* Exercise directions *
The entries below should be transcribed in their entirety, exactly as written.

__________________________________________________

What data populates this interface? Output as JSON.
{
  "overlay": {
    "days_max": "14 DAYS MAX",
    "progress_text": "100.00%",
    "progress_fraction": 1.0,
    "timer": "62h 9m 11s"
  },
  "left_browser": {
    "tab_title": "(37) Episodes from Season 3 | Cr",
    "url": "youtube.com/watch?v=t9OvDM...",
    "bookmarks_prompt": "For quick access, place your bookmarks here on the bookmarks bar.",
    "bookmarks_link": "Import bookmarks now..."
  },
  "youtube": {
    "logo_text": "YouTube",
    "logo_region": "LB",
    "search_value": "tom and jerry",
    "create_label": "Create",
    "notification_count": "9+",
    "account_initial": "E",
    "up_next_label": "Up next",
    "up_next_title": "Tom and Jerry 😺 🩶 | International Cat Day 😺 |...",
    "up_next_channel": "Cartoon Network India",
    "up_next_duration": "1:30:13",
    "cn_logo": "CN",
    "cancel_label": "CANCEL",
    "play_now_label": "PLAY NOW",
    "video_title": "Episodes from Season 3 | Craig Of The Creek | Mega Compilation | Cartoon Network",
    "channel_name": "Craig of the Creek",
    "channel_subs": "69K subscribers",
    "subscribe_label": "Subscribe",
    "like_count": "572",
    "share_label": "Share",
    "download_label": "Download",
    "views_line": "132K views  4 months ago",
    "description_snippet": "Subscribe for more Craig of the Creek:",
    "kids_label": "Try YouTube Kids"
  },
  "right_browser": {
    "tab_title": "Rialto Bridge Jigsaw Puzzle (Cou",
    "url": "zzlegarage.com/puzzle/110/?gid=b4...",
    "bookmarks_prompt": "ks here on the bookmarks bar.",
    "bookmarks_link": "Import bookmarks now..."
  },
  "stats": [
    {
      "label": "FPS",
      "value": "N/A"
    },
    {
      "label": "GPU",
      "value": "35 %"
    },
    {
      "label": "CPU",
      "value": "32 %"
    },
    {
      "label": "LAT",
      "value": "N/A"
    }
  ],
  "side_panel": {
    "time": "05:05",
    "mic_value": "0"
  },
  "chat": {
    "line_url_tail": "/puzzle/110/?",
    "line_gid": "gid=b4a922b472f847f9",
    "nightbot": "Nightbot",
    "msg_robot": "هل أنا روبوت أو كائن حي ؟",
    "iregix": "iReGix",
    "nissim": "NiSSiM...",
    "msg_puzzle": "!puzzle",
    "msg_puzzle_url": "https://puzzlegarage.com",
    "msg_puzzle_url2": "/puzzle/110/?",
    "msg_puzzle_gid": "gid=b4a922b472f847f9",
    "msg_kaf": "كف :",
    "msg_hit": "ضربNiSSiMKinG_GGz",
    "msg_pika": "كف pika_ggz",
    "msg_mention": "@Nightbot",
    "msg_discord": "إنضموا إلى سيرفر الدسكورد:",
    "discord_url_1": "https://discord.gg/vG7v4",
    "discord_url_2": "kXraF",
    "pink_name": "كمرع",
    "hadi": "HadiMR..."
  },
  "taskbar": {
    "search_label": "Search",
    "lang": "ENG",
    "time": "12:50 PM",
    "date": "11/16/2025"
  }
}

__________________________________________________

* The reply *
What data populates this interface? Output as JSON.
{
  "overlay": {
    "days_max": "14 DAYS MAX",
    "progress_text": "100.00%",
    "progress_fraction": 1.0,
    "timer": "62h 9m 11s"
  },
  "left_browser": {
    "tab_title": "(37) Episodes from Season 3 | Cr",
    "url": "youtube.com/watch?v=t9OvDM...",
    "bookmarks_prompt": "For quick access, place your bookmarks here on the bookmarks bar.",
    "bookmarks_link": "Import bookmarks now..."
  },
  "youtube": {
    "logo_text": "YouTube",
    "logo_region": "LB",
    "search_value": "tom and jerry",
    "create_label": "Create",
    "notification_count": "9+",
    "account_initial": "E",
    "up_next_label": "Up next",
    "up_next_title": "Tom and Jerry 😺 🩶 | International Cat Day 😺 |...",
    "up_next_channel": "Cartoon Network India",
    "up_next_duration": "1:30:13",
    "cn_logo": "CN",
    "cancel_label": "CANCEL",
    "play_now_label": "PLAY NOW",
    "video_title": "Episodes from Season 3 | Craig Of The Creek | Mega Compilation | Cartoon Network",
    "channel_name": "Craig of the Creek",
    "channel_subs": "69K subscribers",
    "subscribe_label": "Subscribe",
    "like_count": "572",
    "share_label": "Share",
    "download_label": "Download",
    "views_line": "132K views  4 months ago",
    "description_snippet": "Subscribe for more Craig of the Creek:",
    "kids_label": "Try YouTube Kids"
  },
  "right_browser": {
    "tab_title": "Rialto Bridge Jigsaw Puzzle (Cou",
    "url": "zzlegarage.com/puzzle/110/?gid=b4...",
    "bookmarks_prompt": "ks here on the bookmarks bar.",
    "bookmarks_link": "Import bookmarks now..."
  },
  "stats": [
    {
      "label": "FPS",
      "value": "N/A"
    },
    {
      "label": "GPU",
      "value": "35 %"
    },
    {
      "label": "CPU",
      "value": "32 %"
    },
    {
      "label": "LAT",
      "value": "N/A"
    }
  ],
  "side_panel": {
    "time": "05:05",
    "mic_value": "0"
  },
  "chat": {
    "line_url_tail": "/puzzle/110/?",
    "line_gid": "gid=b4a922b472f847f9",
    "nightbot": "Nightbot",
    "msg_robot": "هل أنا روبوت أو كائن حي ؟",
    "iregix": "iReGix",
    "nissim": "NiSSiM...",
    "msg_puzzle": "!puzzle",
    "msg_puzzle_url": "https://puzzlegarage.com",
    "msg_puzzle_url2": "/puzzle/110/?",
    "msg_puzzle_gid": "gid=b4a922b472f847f9",
    "msg_kaf": "كف :",
    "msg_hit": "ضربNiSSiMKinG_GGz",
    "msg_pika": "كف pika_ggz",
    "msg_mention": "@Nightbot",
    "msg_discord": "إنضموا إلى سيرفر الدسكورد:",
    "discord_url_1": "https://discord.gg/vG7v4",
    "discord_url_2": "kXraF",
    "pink_name": "كمرع",
    "hadi": "HadiMR..."
  },
  "taskbar": {
    "search_label": "Search",
    "lang": "ENG",
    "time": "12:50 PM",
    "date": "11/16/2025"
  }
}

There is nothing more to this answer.